Materials provided
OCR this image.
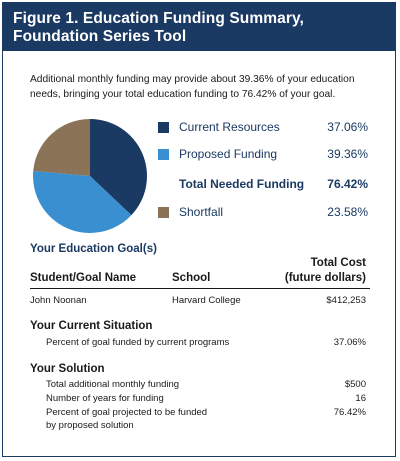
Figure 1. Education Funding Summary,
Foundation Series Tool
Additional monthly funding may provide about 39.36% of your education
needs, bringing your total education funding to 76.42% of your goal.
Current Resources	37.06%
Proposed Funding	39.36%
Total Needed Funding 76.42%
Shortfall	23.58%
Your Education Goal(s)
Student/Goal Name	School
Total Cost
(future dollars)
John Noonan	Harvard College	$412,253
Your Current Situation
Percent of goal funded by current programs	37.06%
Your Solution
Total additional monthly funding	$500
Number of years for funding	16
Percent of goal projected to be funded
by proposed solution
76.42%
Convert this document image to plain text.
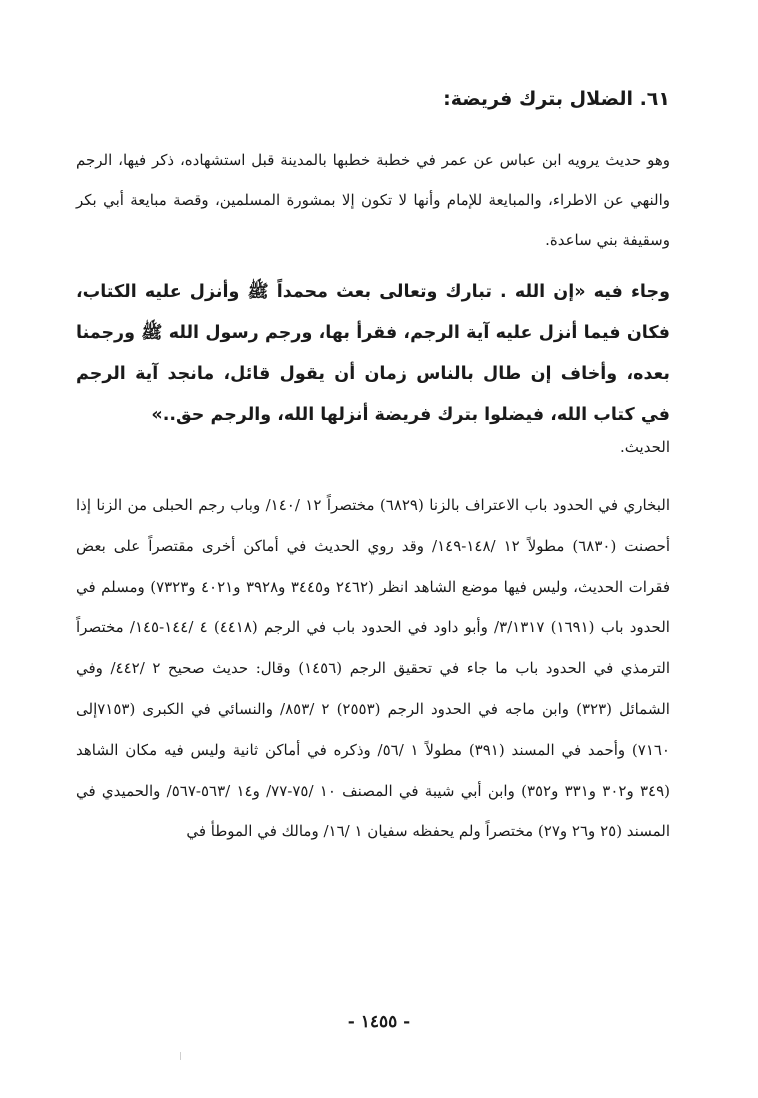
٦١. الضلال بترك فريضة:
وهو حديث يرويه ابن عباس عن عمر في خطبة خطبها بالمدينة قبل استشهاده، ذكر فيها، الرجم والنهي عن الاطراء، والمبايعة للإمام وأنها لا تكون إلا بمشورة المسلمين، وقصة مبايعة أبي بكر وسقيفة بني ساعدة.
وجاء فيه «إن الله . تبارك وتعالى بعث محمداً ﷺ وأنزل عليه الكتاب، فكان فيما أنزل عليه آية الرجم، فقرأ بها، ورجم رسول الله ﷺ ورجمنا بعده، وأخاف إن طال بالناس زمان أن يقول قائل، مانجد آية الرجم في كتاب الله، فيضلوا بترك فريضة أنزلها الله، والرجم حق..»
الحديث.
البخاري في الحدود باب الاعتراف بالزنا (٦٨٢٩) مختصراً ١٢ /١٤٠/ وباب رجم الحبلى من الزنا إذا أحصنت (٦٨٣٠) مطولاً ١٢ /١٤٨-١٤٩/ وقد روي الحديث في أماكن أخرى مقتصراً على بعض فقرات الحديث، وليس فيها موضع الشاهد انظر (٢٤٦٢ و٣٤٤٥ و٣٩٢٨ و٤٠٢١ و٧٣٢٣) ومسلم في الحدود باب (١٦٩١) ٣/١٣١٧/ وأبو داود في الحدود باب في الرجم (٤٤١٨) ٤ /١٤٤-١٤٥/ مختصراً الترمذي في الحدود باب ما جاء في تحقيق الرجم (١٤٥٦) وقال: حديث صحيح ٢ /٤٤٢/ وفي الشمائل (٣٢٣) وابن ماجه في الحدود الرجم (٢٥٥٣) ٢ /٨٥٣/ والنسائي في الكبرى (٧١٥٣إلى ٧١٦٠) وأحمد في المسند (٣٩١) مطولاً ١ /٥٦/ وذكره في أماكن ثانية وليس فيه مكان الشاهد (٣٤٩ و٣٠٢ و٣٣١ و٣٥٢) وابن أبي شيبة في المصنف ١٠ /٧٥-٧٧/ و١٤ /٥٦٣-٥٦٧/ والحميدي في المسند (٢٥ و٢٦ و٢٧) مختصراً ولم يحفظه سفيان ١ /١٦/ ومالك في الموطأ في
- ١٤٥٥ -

==

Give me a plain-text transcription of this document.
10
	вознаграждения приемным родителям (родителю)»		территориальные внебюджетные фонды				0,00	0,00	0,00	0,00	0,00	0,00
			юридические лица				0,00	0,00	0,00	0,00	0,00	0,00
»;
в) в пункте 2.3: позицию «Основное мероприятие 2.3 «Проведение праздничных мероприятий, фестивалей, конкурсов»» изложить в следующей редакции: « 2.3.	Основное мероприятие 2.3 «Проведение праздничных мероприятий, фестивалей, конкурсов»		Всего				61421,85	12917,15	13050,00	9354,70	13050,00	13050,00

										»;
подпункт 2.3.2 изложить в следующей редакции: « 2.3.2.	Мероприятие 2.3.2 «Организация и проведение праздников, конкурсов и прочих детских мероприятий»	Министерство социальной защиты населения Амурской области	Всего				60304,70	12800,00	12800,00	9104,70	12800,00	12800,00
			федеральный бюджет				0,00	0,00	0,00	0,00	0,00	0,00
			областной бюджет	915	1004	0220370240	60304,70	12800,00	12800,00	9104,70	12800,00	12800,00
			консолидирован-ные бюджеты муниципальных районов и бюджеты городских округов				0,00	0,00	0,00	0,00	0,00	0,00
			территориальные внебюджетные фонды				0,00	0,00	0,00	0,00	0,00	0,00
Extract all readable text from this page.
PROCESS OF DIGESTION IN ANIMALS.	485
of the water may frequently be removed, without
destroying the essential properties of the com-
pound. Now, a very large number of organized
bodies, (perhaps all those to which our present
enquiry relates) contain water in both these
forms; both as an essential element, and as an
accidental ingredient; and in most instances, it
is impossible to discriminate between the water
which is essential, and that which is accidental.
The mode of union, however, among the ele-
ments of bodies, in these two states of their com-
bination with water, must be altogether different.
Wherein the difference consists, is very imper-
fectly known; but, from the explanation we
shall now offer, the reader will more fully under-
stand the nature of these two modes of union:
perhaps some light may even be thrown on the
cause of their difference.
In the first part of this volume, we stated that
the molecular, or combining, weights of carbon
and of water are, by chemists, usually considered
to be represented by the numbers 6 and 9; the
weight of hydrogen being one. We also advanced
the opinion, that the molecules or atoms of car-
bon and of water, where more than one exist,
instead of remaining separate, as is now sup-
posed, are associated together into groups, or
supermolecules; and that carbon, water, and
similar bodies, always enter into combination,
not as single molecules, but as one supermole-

==

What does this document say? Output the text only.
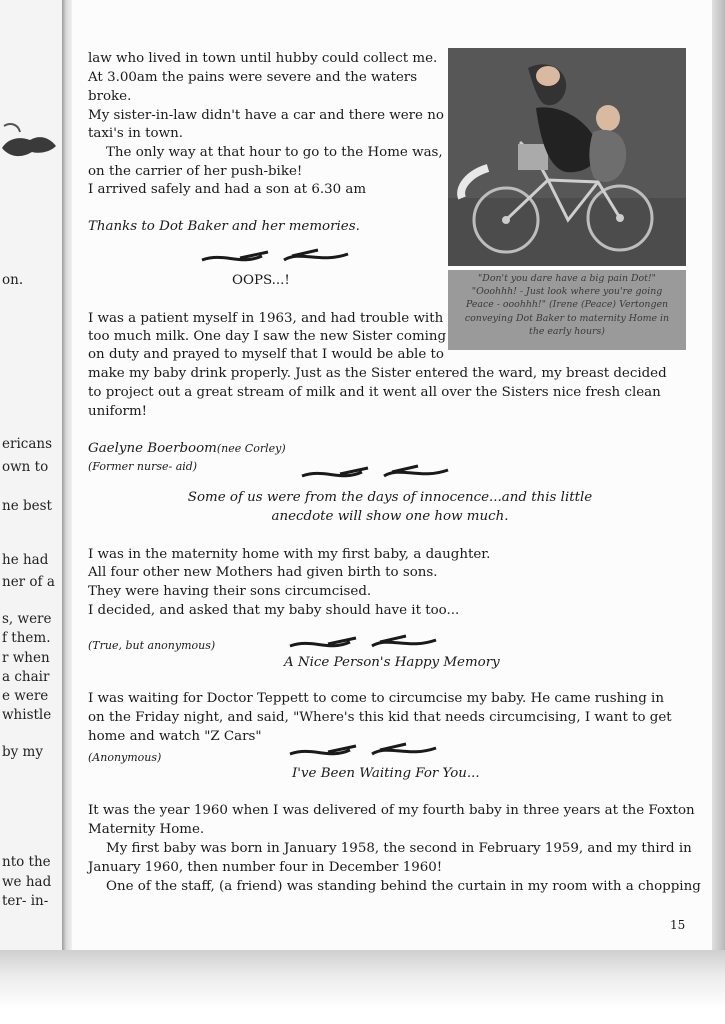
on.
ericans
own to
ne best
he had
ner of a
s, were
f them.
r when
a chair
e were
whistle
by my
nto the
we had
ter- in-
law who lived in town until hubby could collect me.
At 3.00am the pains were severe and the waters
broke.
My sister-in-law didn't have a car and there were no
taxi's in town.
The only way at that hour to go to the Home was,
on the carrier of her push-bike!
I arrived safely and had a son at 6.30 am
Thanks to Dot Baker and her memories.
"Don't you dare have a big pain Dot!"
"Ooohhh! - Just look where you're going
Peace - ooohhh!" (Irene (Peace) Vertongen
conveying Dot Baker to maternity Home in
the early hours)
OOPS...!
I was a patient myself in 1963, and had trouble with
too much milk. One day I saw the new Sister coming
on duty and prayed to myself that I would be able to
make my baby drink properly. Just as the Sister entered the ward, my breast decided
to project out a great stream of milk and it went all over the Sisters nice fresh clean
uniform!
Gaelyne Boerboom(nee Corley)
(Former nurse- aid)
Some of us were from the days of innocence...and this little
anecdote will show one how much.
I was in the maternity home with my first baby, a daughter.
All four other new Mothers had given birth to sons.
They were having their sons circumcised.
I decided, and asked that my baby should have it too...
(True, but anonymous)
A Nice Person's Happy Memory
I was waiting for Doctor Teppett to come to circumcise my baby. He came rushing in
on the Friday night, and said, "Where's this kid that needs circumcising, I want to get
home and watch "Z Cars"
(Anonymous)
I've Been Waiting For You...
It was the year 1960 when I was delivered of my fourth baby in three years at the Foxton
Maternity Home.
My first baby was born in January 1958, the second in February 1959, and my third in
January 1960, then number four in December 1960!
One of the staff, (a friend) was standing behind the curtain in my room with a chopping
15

Stated exercise
Pull out each line holding the string "Всего".

Output
в) в пункте 2.3: позицию «Основное мероприятие 2.3 «Проведение праздничных мероприятий, фестивалей, конкурсов»» изложить в следующей редакции: « 2.3.	Основное мероприятие 2.3 «Проведение праздничных мероприятий, фестивалей, конкурсов»		Всего				61421,85	12917,15	13050,00	9354,70	13050,00	13050,00
подпункт 2.3.2 изложить в следующей редакции: « 2.3.2.	Мероприятие 2.3.2 «Организация и проведение праздников, конкурсов и прочих детских мероприятий»	Министерство социальной защиты населения Амурской области	Всего				60304,70	12800,00	12800,00	9104,70	12800,00	12800,00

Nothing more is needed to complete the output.